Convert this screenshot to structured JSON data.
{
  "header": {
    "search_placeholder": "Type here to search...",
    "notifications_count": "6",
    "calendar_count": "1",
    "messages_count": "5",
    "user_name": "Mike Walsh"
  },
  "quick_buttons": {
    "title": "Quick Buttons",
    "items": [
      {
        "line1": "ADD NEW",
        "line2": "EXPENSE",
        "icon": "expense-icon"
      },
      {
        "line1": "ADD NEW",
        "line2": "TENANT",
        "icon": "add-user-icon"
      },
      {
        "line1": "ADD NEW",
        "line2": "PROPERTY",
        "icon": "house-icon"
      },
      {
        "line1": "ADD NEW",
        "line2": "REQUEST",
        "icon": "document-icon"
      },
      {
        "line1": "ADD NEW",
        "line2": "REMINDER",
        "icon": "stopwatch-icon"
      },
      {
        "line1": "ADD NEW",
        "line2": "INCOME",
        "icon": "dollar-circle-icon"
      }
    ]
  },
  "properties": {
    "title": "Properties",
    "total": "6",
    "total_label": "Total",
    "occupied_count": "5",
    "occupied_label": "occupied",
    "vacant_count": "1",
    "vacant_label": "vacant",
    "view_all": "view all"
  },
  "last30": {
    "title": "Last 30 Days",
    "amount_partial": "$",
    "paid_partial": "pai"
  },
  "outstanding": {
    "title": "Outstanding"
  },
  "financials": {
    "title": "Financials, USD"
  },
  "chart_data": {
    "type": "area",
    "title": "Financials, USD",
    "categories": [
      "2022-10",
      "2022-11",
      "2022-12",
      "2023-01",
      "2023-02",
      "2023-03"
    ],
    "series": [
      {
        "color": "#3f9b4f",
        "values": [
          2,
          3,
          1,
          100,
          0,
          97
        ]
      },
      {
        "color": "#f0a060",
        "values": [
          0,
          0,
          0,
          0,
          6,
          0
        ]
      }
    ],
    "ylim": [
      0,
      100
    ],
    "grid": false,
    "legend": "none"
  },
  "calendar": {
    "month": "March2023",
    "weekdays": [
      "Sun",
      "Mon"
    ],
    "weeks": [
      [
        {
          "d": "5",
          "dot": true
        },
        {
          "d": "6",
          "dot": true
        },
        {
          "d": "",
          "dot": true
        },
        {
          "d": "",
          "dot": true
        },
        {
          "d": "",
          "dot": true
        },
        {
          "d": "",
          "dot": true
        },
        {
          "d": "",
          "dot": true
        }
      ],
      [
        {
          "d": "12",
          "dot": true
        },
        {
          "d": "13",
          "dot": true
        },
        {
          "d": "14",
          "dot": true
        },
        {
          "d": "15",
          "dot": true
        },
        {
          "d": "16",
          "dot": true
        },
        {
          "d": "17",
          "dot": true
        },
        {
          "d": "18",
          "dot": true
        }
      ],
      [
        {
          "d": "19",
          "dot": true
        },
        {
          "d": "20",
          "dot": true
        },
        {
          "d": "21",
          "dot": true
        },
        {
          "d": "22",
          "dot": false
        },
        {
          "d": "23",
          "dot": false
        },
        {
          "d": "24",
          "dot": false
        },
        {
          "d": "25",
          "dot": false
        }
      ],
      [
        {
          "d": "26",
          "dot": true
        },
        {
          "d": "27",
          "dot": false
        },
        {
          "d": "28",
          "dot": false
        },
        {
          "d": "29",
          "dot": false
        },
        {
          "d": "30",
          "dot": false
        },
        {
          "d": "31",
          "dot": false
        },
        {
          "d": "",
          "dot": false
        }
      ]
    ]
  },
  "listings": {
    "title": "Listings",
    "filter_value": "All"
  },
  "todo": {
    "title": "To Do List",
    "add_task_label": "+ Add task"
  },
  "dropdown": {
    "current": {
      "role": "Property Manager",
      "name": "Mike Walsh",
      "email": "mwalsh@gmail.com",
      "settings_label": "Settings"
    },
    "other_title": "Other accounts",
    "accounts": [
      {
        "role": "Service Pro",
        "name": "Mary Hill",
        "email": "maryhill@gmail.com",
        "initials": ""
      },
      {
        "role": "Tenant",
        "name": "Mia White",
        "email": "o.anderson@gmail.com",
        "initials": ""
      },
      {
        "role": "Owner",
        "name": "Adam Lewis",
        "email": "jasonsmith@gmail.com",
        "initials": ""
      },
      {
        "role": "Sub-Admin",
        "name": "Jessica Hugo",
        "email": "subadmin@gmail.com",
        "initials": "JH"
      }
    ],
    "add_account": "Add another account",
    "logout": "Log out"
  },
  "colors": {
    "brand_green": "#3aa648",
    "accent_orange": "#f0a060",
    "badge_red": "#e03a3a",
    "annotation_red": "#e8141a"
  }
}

§ **Problem to work on**: Your task is to repeat every entry exactly.

§ **Task answer**:
Convert this screenshot to structured JSON data.
{
  "header": {
    "search_placeholder": "Type here to search...",
    "notifications_count": "6",
    "calendar_count": "1",
    "messages_count": "5",
    "user_name": "Mike Walsh"
  },
  "quick_buttons": {
    "title": "Quick Buttons",
    "items": [
      {
        "line1": "ADD NEW",
        "line2": "EXPENSE",
        "icon": "expense-icon"
      },
      {
        "line1": "ADD NEW",
        "line2": "TENANT",
        "icon": "add-user-icon"
      },
      {
        "line1": "ADD NEW",
        "line2": "PROPERTY",
        "icon": "house-icon"
      },
      {
        "line1": "ADD NEW",
        "line2": "REQUEST",
        "icon": "document-icon"
      },
      {
        "line1": "ADD NEW",
        "line2": "REMINDER",
        "icon": "stopwatch-icon"
      },
      {
        "line1": "ADD NEW",
        "line2": "INCOME",
        "icon": "dollar-circle-icon"
      }
    ]
  },
  "properties": {
    "title": "Properties",
    "total": "6",
    "total_label": "Total",
    "occupied_count": "5",
    "occupied_label": "occupied",
    "vacant_count": "1",
    "vacant_label": "vacant",
    "view_all": "view all"
  },
  "last30": {
    "title": "Last 30 Days",
    "amount_partial": "$",
    "paid_partial": "pai"
  },
  "outstanding": {
    "title": "Outstanding"
  },
  "financials": {
    "title": "Financials, USD"
  },
  "chart_data": {
    "type": "area",
    "title": "Financials, USD",
    "categories": [
      "2022-10",
      "2022-11",
      "2022-12",
      "2023-01",
      "2023-02",
      "2023-03"
    ],
    "series": [
      {
        "color": "#3f9b4f",
        "values": [
          2,
          3,
          1,
          100,
          0,
          97
        ]
      },
      {
        "color": "#f0a060",
        "values": [
          0,
          0,
          0,
          0,
          6,
          0
        ]
      }
    ],
    "ylim": [
      0,
      100
    ],
    "grid": false,
    "legend": "none"
  },
  "calendar": {
    "month": "March2023",
    "weekdays": [
      "Sun",
      "Mon"
    ],
    "weeks": [
      [
        {
          "d": "5",
          "dot": true
        },
        {
          "d": "6",
          "dot": true
        },
        {
          "d": "",
          "dot": true
        },
        {
          "d": "",
          "dot": true
        },
        {
          "d": "",
          "dot": true
        },
        {
          "d": "",
          "dot": true
        },
        {
          "d": "",
          "dot": true
        }
      ],
      [
        {
          "d": "12",
          "dot": true
        },
        {
          "d": "13",
          "dot": true
        },
        {
          "d": "14",
          "dot": true
        },
        {
          "d": "15",
          "dot": true
        },
        {
          "d": "16",
          "dot": true
        },
        {
          "d": "17",
          "dot": true
        },
        {
          "d": "18",
          "dot": true
        }
      ],
      [
        {
          "d": "19",
          "dot": true
        },
        {
          "d": "20",
          "dot": true
        },
        {
          "d": "21",
          "dot": true
        },
        {
          "d": "22",
          "dot": false
        },
        {
          "d": "23",
          "dot": false
        },
        {
          "d": "24",
          "dot": false
        },
        {
          "d": "25",
          "dot": false
        }
      ],
      [
        {
          "d": "26",
          "dot": true
        },
        {
          "d": "27",
          "dot": false
        },
        {
          "d": "28",
          "dot": false
        },
        {
          "d": "29",
          "dot": false
        },
        {
          "d": "30",
          "dot": false
        },
        {
          "d": "31",
          "dot": false
        },
        {
          "d": "",
          "dot": false
        }
      ]
    ]
  },
  "listings": {
    "title": "Listings",
    "filter_value": "All"
  },
  "todo": {
    "title": "To Do List",
    "add_task_label": "+ Add task"
  },
  "dropdown": {
    "current": {
      "role": "Property Manager",
      "name": "Mike Walsh",
      "email": "mwalsh@gmail.com",
      "settings_label": "Settings"
    },
    "other_title": "Other accounts",
    "accounts": [
      {
        "role": "Service Pro",
        "name": "Mary Hill",
        "email": "maryhill@gmail.com",
        "initials": ""
      },
      {
        "role": "Tenant",
        "name": "Mia White",
        "email": "o.anderson@gmail.com",
        "initials": ""
      },
      {
        "role": "Owner",
        "name": "Adam Lewis",
        "email": "jasonsmith@gmail.com",
        "initials": ""
      },
      {
        "role": "Sub-Admin",
        "name": "Jessica Hugo",
        "email": "subadmin@gmail.com",
        "initials": "JH"
      }
    ],
    "add_account": "Add another account",
    "logout": "Log out"
  },
  "colors": {
    "brand_green": "#3aa648",
    "accent_orange": "#f0a060",
    "badge_red": "#e03a3a",
    "annotation_red": "#e8141a"
  }
}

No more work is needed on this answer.